To do ▸ List every line below containing "učenje".

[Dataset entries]
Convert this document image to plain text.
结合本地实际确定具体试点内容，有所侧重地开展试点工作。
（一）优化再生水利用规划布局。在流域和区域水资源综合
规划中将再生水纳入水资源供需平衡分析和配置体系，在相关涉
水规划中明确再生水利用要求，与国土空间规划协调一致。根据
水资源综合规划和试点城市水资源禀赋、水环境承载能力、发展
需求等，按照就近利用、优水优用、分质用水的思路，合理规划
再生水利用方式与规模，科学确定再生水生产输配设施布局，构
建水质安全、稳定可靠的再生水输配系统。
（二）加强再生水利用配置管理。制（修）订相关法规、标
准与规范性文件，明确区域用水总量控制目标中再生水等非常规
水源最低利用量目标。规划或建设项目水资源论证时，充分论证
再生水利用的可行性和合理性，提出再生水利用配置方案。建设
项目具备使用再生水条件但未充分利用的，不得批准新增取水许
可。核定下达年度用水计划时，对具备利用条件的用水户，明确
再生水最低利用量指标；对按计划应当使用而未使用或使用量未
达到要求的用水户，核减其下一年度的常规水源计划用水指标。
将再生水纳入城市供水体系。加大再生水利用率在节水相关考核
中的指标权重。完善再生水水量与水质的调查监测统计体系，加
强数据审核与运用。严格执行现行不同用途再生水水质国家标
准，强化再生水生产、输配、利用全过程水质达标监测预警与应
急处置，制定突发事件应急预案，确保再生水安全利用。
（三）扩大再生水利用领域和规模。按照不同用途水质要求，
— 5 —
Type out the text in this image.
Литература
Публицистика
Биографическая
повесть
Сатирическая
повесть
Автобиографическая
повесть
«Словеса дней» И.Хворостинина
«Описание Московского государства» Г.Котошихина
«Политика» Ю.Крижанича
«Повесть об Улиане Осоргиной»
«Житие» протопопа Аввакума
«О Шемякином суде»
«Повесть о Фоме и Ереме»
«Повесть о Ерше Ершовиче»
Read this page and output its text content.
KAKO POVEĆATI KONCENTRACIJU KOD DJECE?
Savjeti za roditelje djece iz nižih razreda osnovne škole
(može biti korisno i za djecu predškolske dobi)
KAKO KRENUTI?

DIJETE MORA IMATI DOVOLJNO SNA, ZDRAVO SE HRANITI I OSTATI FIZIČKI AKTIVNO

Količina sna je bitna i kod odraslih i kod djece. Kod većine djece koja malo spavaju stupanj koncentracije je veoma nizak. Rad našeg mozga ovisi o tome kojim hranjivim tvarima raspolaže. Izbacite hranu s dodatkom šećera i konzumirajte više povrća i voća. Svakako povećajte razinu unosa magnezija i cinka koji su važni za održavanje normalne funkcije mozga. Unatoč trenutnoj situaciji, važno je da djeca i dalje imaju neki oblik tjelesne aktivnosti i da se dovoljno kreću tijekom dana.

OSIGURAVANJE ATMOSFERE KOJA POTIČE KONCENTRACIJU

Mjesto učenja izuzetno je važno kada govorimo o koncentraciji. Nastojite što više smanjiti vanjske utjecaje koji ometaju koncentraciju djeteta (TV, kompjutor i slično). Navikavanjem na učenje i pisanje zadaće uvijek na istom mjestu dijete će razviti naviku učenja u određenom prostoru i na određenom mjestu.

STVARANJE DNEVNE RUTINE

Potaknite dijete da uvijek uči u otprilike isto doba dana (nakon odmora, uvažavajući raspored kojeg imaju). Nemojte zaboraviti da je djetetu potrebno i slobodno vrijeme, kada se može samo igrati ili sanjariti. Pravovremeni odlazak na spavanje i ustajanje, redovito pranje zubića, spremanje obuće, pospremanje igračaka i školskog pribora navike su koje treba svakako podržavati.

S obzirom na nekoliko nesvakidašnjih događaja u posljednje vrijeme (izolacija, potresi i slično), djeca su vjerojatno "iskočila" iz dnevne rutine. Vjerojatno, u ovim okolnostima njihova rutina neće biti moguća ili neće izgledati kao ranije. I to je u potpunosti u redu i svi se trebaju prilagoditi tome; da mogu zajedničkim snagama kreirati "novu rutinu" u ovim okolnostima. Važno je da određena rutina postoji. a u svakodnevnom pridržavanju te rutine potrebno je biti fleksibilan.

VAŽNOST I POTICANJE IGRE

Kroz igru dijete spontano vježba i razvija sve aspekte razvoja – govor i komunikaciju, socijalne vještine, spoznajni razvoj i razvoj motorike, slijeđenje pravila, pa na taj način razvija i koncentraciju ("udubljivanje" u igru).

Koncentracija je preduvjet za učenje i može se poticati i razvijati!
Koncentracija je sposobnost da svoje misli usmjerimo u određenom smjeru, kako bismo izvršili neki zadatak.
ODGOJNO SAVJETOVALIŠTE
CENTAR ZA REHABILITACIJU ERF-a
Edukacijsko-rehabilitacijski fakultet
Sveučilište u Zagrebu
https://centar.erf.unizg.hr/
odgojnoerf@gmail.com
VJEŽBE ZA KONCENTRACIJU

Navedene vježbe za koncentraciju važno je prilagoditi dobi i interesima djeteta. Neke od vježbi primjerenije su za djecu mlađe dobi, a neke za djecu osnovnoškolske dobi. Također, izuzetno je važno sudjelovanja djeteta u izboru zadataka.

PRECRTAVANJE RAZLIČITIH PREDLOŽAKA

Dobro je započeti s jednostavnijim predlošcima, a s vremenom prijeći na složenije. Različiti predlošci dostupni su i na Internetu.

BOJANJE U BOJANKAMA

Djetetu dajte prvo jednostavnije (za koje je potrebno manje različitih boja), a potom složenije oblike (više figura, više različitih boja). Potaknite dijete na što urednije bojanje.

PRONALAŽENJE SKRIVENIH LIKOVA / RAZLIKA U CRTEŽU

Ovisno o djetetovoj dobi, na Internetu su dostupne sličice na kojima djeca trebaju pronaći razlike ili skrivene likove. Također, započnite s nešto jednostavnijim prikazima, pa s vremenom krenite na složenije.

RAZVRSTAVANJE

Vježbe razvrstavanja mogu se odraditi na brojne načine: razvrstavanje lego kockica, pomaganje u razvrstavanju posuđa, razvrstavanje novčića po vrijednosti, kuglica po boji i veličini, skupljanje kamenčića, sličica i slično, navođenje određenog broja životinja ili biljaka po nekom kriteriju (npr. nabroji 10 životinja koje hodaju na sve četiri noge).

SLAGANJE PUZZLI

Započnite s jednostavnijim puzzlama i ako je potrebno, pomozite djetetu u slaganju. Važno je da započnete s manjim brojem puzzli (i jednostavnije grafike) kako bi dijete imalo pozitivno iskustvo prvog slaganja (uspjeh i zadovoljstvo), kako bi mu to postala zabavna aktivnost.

Result ▸
Mjesto učenja izuzetno je važno kada govorimo o koncentraciji. Nastojite što više smanjiti vanjske utjecaje koji ometaju koncentraciju djeteta (TV, kompjutor i slično). Navikavanjem na učenje i pisanje zadaće uvijek na istom mjestu dijete će razviti naviku učenja u određenom prostoru i na određenom mjestu.
Koncentracija je preduvjet za učenje i može se poticati i razvijati!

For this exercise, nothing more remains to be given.